[Collected data]
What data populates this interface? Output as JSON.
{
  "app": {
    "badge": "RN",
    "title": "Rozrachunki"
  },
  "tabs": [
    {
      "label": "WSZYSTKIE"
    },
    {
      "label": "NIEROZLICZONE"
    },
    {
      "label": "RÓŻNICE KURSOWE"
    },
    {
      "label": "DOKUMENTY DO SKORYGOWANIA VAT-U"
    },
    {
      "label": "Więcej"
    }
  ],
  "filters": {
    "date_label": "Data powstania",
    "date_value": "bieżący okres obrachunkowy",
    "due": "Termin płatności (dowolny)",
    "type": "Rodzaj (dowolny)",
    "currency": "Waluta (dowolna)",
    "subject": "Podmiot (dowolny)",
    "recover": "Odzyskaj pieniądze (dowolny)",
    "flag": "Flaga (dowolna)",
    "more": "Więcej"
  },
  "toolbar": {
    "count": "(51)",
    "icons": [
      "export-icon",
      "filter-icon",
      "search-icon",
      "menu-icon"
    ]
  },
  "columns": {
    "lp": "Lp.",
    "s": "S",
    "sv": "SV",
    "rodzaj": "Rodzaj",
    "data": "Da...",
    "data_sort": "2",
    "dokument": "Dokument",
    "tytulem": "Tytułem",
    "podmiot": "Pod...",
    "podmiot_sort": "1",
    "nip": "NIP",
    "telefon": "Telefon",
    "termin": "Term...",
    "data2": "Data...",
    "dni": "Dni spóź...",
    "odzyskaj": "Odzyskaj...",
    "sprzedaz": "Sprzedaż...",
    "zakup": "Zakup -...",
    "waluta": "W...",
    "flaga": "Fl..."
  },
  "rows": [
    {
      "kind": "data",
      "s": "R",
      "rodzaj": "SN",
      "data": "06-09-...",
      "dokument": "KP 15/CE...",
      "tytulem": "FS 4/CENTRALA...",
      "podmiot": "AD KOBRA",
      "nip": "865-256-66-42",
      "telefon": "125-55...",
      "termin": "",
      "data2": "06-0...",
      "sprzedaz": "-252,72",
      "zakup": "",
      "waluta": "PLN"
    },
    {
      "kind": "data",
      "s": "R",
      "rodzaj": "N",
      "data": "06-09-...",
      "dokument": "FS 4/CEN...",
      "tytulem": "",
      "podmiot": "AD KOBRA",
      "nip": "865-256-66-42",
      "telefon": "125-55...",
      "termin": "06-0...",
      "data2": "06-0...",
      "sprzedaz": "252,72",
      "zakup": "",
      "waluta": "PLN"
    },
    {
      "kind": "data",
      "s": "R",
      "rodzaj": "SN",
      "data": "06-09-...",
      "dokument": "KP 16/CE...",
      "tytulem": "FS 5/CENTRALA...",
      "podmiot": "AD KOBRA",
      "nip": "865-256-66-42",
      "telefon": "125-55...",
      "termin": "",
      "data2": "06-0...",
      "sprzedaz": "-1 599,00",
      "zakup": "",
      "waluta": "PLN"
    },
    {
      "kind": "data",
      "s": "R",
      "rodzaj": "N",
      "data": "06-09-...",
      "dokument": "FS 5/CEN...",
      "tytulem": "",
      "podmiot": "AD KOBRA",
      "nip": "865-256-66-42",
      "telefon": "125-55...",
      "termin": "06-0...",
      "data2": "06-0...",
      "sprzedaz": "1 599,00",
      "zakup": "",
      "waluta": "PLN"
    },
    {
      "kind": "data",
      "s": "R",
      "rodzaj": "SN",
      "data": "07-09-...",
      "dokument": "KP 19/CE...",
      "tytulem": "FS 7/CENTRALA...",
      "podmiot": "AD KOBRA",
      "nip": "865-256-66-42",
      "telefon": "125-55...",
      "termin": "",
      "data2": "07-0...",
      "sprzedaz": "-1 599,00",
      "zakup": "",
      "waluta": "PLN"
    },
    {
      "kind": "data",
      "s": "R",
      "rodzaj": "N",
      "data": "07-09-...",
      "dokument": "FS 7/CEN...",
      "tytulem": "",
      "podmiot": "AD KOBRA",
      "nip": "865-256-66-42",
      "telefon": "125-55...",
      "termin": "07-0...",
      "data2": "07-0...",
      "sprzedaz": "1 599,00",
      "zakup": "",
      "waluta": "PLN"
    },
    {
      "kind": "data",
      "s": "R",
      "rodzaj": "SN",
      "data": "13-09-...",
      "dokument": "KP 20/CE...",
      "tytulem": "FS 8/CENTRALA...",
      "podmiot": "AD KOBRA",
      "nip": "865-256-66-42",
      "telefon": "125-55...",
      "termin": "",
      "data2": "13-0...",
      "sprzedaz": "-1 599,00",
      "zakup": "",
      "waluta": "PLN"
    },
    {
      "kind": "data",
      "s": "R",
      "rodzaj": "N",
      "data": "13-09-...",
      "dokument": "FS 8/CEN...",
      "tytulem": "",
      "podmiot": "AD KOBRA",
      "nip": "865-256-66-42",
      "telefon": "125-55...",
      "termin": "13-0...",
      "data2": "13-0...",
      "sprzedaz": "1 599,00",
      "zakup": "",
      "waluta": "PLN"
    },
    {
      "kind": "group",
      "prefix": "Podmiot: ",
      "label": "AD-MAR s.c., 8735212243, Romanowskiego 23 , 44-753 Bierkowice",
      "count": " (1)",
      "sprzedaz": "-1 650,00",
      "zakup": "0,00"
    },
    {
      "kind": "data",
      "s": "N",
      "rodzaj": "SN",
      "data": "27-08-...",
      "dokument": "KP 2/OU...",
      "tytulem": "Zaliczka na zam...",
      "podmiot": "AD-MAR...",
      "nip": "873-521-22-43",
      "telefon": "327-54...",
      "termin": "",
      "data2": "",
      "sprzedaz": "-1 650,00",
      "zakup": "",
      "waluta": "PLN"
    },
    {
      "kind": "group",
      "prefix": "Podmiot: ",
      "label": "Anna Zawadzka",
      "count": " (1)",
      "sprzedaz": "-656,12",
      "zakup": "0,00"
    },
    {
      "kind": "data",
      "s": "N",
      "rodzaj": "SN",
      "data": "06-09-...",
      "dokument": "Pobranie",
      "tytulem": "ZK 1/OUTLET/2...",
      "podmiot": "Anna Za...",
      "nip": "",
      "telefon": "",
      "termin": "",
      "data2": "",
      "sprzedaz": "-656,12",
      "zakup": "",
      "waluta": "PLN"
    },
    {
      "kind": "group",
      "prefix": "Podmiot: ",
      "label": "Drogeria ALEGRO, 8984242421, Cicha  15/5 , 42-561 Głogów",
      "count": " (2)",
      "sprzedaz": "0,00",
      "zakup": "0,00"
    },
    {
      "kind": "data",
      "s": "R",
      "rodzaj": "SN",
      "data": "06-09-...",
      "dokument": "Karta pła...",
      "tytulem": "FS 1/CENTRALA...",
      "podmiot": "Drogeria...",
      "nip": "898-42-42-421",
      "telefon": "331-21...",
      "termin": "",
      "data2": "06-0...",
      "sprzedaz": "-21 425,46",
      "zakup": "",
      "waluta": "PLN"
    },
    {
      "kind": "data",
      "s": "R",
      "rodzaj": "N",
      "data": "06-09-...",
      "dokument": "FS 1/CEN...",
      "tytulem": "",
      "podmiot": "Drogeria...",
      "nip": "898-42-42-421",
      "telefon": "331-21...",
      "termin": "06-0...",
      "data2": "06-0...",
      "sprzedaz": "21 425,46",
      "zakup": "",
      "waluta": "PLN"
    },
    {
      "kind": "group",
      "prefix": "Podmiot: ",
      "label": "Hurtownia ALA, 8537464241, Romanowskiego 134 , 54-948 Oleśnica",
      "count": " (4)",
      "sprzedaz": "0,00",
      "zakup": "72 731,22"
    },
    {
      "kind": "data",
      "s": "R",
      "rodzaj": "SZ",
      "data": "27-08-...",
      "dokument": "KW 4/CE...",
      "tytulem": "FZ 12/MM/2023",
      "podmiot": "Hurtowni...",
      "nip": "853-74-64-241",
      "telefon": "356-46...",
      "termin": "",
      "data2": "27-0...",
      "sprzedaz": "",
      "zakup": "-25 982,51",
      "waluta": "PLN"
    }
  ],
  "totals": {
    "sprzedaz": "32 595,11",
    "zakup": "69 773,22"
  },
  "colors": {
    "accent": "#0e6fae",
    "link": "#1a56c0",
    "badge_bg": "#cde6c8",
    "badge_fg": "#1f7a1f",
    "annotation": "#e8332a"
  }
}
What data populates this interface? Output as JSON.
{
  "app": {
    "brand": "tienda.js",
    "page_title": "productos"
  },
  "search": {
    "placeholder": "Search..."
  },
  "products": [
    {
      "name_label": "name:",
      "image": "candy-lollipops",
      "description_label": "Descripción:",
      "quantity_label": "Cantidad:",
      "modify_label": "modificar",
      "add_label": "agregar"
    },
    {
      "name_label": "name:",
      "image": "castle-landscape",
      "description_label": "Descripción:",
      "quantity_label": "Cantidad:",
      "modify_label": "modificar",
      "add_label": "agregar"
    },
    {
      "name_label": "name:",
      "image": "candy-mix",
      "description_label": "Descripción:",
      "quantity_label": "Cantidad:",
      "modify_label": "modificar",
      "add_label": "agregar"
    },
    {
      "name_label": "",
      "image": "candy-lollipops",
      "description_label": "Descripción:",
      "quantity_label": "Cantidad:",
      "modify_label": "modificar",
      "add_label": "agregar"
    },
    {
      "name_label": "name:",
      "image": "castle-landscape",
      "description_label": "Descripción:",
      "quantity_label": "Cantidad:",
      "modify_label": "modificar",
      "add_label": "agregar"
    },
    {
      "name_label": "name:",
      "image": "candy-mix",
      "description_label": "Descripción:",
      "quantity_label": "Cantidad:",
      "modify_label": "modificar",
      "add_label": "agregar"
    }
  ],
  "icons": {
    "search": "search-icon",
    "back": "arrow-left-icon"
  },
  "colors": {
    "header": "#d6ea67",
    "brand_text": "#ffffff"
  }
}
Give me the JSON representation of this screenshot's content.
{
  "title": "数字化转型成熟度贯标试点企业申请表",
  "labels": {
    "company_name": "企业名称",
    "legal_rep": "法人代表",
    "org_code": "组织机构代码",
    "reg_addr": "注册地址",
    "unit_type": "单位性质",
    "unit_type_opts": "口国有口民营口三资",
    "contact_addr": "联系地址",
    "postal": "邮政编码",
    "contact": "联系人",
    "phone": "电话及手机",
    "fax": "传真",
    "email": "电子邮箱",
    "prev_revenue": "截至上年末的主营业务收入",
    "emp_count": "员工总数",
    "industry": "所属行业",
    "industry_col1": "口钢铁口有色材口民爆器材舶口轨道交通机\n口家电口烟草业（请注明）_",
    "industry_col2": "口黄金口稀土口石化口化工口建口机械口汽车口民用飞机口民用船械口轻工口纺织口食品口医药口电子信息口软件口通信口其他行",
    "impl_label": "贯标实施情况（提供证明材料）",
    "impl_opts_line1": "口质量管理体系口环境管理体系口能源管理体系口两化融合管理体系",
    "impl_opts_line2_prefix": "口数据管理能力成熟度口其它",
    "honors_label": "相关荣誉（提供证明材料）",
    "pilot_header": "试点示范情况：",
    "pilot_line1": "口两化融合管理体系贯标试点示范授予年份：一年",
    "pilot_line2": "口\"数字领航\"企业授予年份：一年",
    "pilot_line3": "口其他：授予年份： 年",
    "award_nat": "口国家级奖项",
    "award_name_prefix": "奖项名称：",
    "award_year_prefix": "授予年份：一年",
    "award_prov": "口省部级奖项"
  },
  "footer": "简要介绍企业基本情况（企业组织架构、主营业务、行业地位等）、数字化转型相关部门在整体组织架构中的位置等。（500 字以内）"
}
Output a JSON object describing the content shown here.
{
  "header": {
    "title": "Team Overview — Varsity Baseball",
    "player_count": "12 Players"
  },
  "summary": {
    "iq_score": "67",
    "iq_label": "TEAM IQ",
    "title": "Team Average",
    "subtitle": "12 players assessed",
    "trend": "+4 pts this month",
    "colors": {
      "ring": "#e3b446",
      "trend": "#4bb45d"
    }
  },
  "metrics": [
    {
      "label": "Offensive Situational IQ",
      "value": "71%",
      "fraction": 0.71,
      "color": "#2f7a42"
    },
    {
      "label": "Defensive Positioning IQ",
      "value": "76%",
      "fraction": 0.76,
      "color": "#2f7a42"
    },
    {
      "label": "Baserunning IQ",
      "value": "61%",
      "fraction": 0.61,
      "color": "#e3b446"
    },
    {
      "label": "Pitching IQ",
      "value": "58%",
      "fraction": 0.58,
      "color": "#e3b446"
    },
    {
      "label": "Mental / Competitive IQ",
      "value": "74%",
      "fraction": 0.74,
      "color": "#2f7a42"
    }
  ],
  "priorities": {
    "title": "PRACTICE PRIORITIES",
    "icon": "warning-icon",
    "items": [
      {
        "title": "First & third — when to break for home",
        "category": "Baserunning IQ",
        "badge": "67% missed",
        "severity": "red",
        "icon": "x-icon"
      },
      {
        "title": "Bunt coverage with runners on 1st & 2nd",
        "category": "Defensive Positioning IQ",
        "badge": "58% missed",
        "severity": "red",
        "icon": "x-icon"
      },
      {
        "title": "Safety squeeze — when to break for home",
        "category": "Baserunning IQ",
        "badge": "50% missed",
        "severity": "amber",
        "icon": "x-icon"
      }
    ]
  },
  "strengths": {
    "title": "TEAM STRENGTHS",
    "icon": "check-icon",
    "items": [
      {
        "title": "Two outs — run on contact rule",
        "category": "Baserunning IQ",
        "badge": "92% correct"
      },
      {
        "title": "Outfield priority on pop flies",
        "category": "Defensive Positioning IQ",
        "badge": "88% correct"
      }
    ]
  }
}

• **Written instruction**: In the entries above, find each line with the word "home" and show it.

• **Answer for this exercise**:
        "title": "First & third — when to break for home",
        "title": "Safety squeeze — when to break for home",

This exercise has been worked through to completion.